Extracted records
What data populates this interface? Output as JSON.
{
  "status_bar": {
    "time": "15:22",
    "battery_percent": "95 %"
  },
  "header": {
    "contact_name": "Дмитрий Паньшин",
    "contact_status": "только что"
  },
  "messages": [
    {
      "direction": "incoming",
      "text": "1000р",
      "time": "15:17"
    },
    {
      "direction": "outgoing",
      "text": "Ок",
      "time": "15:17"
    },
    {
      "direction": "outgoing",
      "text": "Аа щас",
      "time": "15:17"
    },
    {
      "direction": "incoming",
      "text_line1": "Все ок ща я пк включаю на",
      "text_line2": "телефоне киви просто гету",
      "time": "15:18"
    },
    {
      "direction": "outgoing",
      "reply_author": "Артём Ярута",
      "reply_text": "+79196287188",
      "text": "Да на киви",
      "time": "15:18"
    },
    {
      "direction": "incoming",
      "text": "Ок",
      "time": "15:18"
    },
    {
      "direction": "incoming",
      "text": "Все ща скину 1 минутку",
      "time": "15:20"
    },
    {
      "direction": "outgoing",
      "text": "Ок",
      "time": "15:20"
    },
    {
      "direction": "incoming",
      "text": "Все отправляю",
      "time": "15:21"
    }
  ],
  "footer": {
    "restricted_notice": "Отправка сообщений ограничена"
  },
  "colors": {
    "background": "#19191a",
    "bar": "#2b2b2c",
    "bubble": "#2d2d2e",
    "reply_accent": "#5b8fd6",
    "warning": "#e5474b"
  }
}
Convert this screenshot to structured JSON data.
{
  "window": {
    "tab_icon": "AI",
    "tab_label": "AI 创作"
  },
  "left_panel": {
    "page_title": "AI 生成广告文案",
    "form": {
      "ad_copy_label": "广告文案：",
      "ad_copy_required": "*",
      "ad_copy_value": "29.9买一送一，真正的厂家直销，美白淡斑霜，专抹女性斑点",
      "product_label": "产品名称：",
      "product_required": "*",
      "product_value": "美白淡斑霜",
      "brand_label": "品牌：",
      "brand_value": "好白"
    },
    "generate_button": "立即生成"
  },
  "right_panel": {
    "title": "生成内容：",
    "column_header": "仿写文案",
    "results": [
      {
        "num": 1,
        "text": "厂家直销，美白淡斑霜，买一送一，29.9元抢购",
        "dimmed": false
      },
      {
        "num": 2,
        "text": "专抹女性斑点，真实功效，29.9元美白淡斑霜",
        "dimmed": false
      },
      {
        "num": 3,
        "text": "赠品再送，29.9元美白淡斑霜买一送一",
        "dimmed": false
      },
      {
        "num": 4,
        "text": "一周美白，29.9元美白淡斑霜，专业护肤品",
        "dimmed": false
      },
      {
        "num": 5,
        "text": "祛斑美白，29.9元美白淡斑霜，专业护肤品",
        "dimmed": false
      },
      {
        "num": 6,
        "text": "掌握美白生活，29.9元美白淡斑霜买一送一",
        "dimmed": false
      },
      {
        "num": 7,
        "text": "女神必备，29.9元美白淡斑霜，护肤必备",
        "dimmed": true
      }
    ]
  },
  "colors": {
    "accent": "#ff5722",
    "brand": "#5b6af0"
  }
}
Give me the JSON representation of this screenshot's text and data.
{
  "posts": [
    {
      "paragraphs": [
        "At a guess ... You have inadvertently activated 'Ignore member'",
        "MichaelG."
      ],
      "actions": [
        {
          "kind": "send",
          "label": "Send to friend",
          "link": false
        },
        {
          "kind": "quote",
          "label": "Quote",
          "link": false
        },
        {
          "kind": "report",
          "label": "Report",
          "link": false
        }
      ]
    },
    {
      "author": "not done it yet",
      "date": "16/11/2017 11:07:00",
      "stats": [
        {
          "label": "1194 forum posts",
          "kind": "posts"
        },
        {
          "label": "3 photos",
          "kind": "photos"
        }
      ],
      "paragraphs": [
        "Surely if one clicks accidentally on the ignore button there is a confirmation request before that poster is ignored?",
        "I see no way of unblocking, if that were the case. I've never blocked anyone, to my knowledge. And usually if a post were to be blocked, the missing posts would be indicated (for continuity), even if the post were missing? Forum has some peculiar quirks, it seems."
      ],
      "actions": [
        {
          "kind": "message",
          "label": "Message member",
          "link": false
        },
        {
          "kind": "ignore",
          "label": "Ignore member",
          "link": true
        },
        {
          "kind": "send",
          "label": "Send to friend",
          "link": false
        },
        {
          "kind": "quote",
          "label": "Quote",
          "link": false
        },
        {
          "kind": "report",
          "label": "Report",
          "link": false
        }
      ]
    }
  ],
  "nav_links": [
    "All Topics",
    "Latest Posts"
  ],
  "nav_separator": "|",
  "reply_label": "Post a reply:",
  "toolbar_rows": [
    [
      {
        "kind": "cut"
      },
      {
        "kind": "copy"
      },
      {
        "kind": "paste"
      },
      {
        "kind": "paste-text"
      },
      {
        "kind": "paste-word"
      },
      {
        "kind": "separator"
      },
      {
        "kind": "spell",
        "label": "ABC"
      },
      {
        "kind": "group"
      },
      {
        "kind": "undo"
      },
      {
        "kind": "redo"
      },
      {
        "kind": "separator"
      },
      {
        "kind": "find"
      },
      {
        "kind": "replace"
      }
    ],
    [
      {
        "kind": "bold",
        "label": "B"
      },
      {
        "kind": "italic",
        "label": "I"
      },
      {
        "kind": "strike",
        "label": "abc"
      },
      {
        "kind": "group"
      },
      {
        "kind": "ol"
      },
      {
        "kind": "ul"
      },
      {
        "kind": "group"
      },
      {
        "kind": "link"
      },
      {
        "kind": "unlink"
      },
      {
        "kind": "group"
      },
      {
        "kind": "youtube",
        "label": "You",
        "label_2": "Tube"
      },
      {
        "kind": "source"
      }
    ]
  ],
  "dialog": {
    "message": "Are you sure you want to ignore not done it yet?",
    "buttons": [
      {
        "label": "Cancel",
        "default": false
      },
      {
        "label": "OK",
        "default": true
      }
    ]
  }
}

• _Task to carry out_
Repeat the records above exactly, leaving none out.

• _Answer in full_
What data populates this interface? Output as JSON.
{
  "status_bar": {
    "time": "15:22",
    "battery_percent": "95 %"
  },
  "header": {
    "contact_name": "Дмитрий Паньшин",
    "contact_status": "только что"
  },
  "messages": [
    {
      "direction": "incoming",
      "text": "1000р",
      "time": "15:17"
    },
    {
      "direction": "outgoing",
      "text": "Ок",
      "time": "15:17"
    },
    {
      "direction": "outgoing",
      "text": "Аа щас",
      "time": "15:17"
    },
    {
      "direction": "incoming",
      "text_line1": "Все ок ща я пк включаю на",
      "text_line2": "телефоне киви просто гету",
      "time": "15:18"
    },
    {
      "direction": "outgoing",
      "reply_author": "Артём Ярута",
      "reply_text": "+79196287188",
      "text": "Да на киви",
      "time": "15:18"
    },
    {
      "direction": "incoming",
      "text": "Ок",
      "time": "15:18"
    },
    {
      "direction": "incoming",
      "text": "Все ща скину 1 минутку",
      "time": "15:20"
    },
    {
      "direction": "outgoing",
      "text": "Ок",
      "time": "15:20"
    },
    {
      "direction": "incoming",
      "text": "Все отправляю",
      "time": "15:21"
    }
  ],
  "footer": {
    "restricted_notice": "Отправка сообщений ограничена"
  },
  "colors": {
    "background": "#19191a",
    "bar": "#2b2b2c",
    "bubble": "#2d2d2e",
    "reply_accent": "#5b8fd6",
    "warning": "#e5474b"
  }
}
Convert this screenshot to structured JSON data.
{
  "window": {
    "tab_icon": "AI",
    "tab_label": "AI 创作"
  },
  "left_panel": {
    "page_title": "AI 生成广告文案",
    "form": {
      "ad_copy_label": "广告文案：",
      "ad_copy_required": "*",
      "ad_copy_value": "29.9买一送一，真正的厂家直销，美白淡斑霜，专抹女性斑点",
      "product_label": "产品名称：",
      "product_required": "*",
      "product_value": "美白淡斑霜",
      "brand_label": "品牌：",
      "brand_value": "好白"
    },
    "generate_button": "立即生成"
  },
  "right_panel": {
    "title": "生成内容：",
    "column_header": "仿写文案",
    "results": [
      {
        "num": 1,
        "text": "厂家直销，美白淡斑霜，买一送一，29.9元抢购",
        "dimmed": false
      },
      {
        "num": 2,
        "text": "专抹女性斑点，真实功效，29.9元美白淡斑霜",
        "dimmed": false
      },
      {
        "num": 3,
        "text": "赠品再送，29.9元美白淡斑霜买一送一",
        "dimmed": false
      },
      {
        "num": 4,
        "text": "一周美白，29.9元美白淡斑霜，专业护肤品",
        "dimmed": false
      },
      {
        "num": 5,
        "text": "祛斑美白，29.9元美白淡斑霜，专业护肤品",
        "dimmed": false
      },
      {
        "num": 6,
        "text": "掌握美白生活，29.9元美白淡斑霜买一送一",
        "dimmed": false
      },
      {
        "num": 7,
        "text": "女神必备，29.9元美白淡斑霜，护肤必备",
        "dimmed": true
      }
    ]
  },
  "colors": {
    "accent": "#ff5722",
    "brand": "#5b6af0"
  }
}
Give me the JSON representation of this screenshot's text and data.
{
  "posts": [
    {
      "paragraphs": [
        "At a guess ... You have inadvertently activated 'Ignore member'",
        "MichaelG."
      ],
      "actions": [
        {
          "kind": "send",
          "label": "Send to friend",
          "link": false
        },
        {
          "kind": "quote",
          "label": "Quote",
          "link": false
        },
        {
          "kind": "report",
          "label": "Report",
          "link": false
        }
      ]
    },
    {
      "author": "not done it yet",
      "date": "16/11/2017 11:07:00",
      "stats": [
        {
          "label": "1194 forum posts",
          "kind": "posts"
        },
        {
          "label": "3 photos",
          "kind": "photos"
        }
      ],
      "paragraphs": [
        "Surely if one clicks accidentally on the ignore button there is a confirmation request before that poster is ignored?",
        "I see no way of unblocking, if that were the case. I've never blocked anyone, to my knowledge. And usually if a post were to be blocked, the missing posts would be indicated (for continuity), even if the post were missing? Forum has some peculiar quirks, it seems."
      ],
      "actions": [
        {
          "kind": "message",
          "label": "Message member",
          "link": false
        },
        {
          "kind": "ignore",
          "label": "Ignore member",
          "link": true
        },
        {
          "kind": "send",
          "label": "Send to friend",
          "link": false
        },
        {
          "kind": "quote",
          "label": "Quote",
          "link": false
        },
        {
          "kind": "report",
          "label": "Report",
          "link": false
        }
      ]
    }
  ],
  "nav_links": [
    "All Topics",
    "Latest Posts"
  ],
  "nav_separator": "|",
  "reply_label": "Post a reply:",
  "toolbar_rows": [
    [
      {
        "kind": "cut"
      },
      {
        "kind": "copy"
      },
      {
        "kind": "paste"
      },
      {
        "kind": "paste-text"
      },
      {
        "kind": "paste-word"
      },
      {
        "kind": "separator"
      },
      {
        "kind": "spell",
        "label": "ABC"
      },
      {
        "kind": "group"
      },
      {
        "kind": "undo"
      },
      {
        "kind": "redo"
      },
      {
        "kind": "separator"
      },
      {
        "kind": "find"
      },
      {
        "kind": "replace"
      }
    ],
    [
      {
        "kind": "bold",
        "label": "B"
      },
      {
        "kind": "italic",
        "label": "I"
      },
      {
        "kind": "strike",
        "label": "abc"
      },
      {
        "kind": "group"
      },
      {
        "kind": "ol"
      },
      {
        "kind": "ul"
      },
      {
        "kind": "group"
      },
      {
        "kind": "link"
      },
      {
        "kind": "unlink"
      },
      {
        "kind": "group"
      },
      {
        "kind": "youtube",
        "label": "You",
        "label_2": "Tube"
      },
      {
        "kind": "source"
      }
    ]
  ],
  "dialog": {
    "message": "Are you sure you want to ignore not done it yet?",
    "buttons": [
      {
        "label": "Cancel",
        "default": false
      },
      {
        "label": "OK",
        "default": true
      }
    ]
  }
}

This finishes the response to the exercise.